Output the entries word for word. Omit images.
↓
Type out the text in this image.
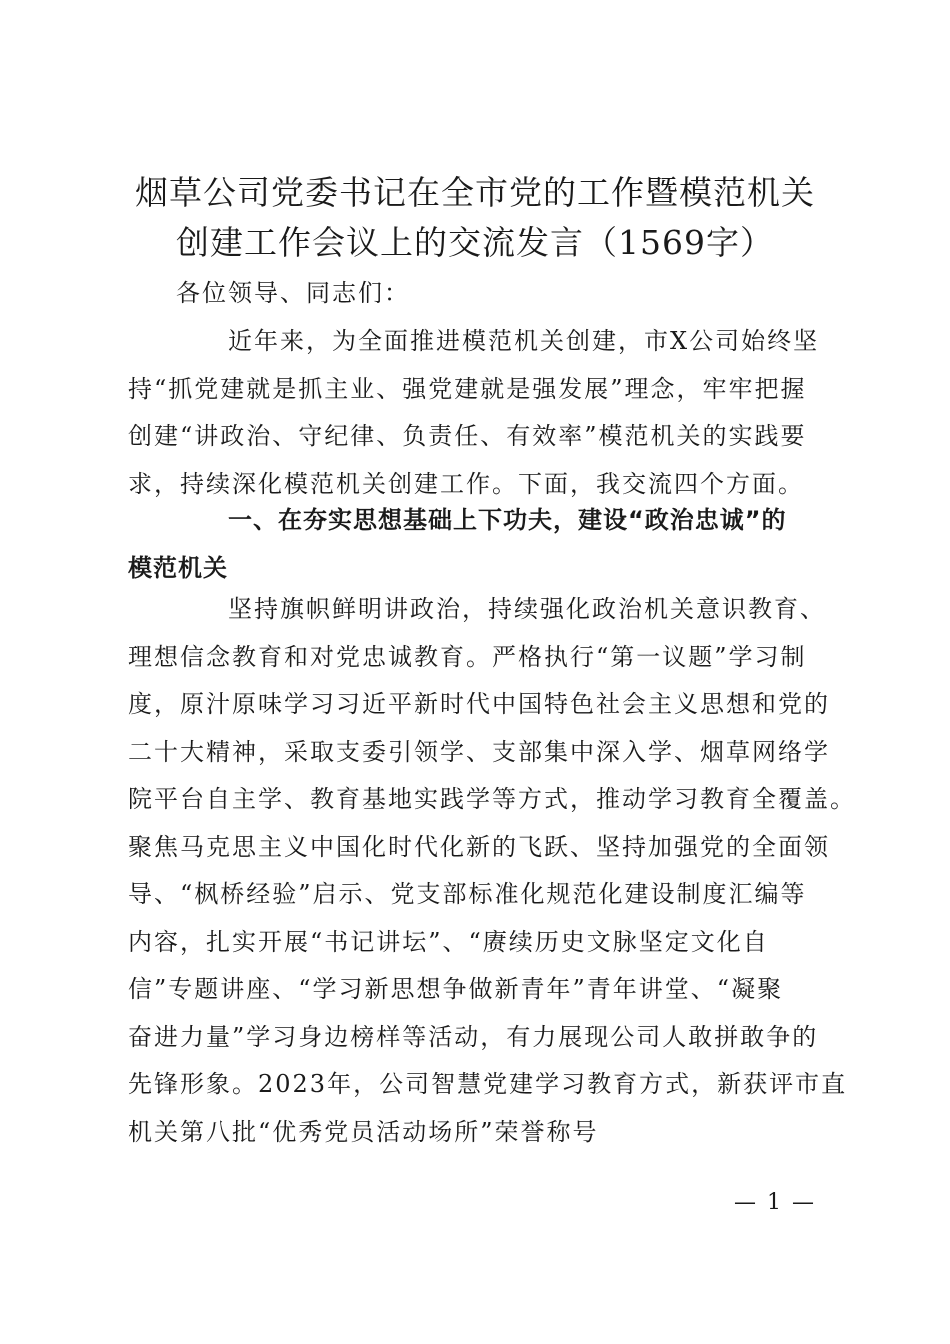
烟草公司党委书记在全市党的工作暨模范机关
创建工作会议上的交流发言（1569字）
各位领导、同志们：
近年来，为全面推进模范机关创建，市X公司始终坚
持“抓党建就是抓主业、强党建就是强发展”理念，牢牢把握
创建“讲政治、守纪律、负责任、有效率”模范机关的实践要
求，持续深化模范机关创建工作。下面，我交流四个方面。
一、在夯实思想基础上下功夫，建设“政治忠诚”的
模范机关
坚持旗帜鲜明讲政治，持续强化政治机关意识教育、
理想信念教育和对党忠诚教育。严格执行“第一议题”学习制
度，原汁原味学习习近平新时代中国特色社会主义思想和党的
二十大精神，采取支委引领学、支部集中深入学、烟草网络学
院平台自主学、教育基地实践学等方式，推动学习教育全覆盖。
聚焦马克思主义中国化时代化新的飞跃、坚持加强党的全面领
导、“枫桥经验”启示、党支部标准化规范化建设制度汇编等
内容，扎实开展“书记讲坛”、“赓续历史文脉坚定文化自
信”专题讲座、“学习新思想争做新青年”青年讲堂、“凝聚
奋进力量”学习身边榜样等活动，有力展现公司人敢拼敢争的
先锋形象。2023年，公司智慧党建学习教育方式，新获评市直
机关第八批“优秀党员活动场所”荣誉称号
— 1 —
↑
◆ FINAL ANSWER
Type out the text in this image.
烟草公司党委书记在全市党的工作暨模范机关
创建工作会议上的交流发言（1569字）
各位领导、同志们：
近年来，为全面推进模范机关创建，市X公司始终坚
持“抓党建就是抓主业、强党建就是强发展”理念，牢牢把握
创建“讲政治、守纪律、负责任、有效率”模范机关的实践要
求，持续深化模范机关创建工作。下面，我交流四个方面。
一、在夯实思想基础上下功夫，建设“政治忠诚”的
模范机关
坚持旗帜鲜明讲政治，持续强化政治机关意识教育、
理想信念教育和对党忠诚教育。严格执行“第一议题”学习制
度，原汁原味学习习近平新时代中国特色社会主义思想和党的
二十大精神，采取支委引领学、支部集中深入学、烟草网络学
院平台自主学、教育基地实践学等方式，推动学习教育全覆盖。
聚焦马克思主义中国化时代化新的飞跃、坚持加强党的全面领
导、“枫桥经验”启示、党支部标准化规范化建设制度汇编等
内容，扎实开展“书记讲坛”、“赓续历史文脉坚定文化自
信”专题讲座、“学习新思想争做新青年”青年讲堂、“凝聚
奋进力量”学习身边榜样等活动，有力展现公司人敢拼敢争的
先锋形象。2023年，公司智慧党建学习教育方式，新获评市直
机关第八批“优秀党员活动场所”荣誉称号
— 1 —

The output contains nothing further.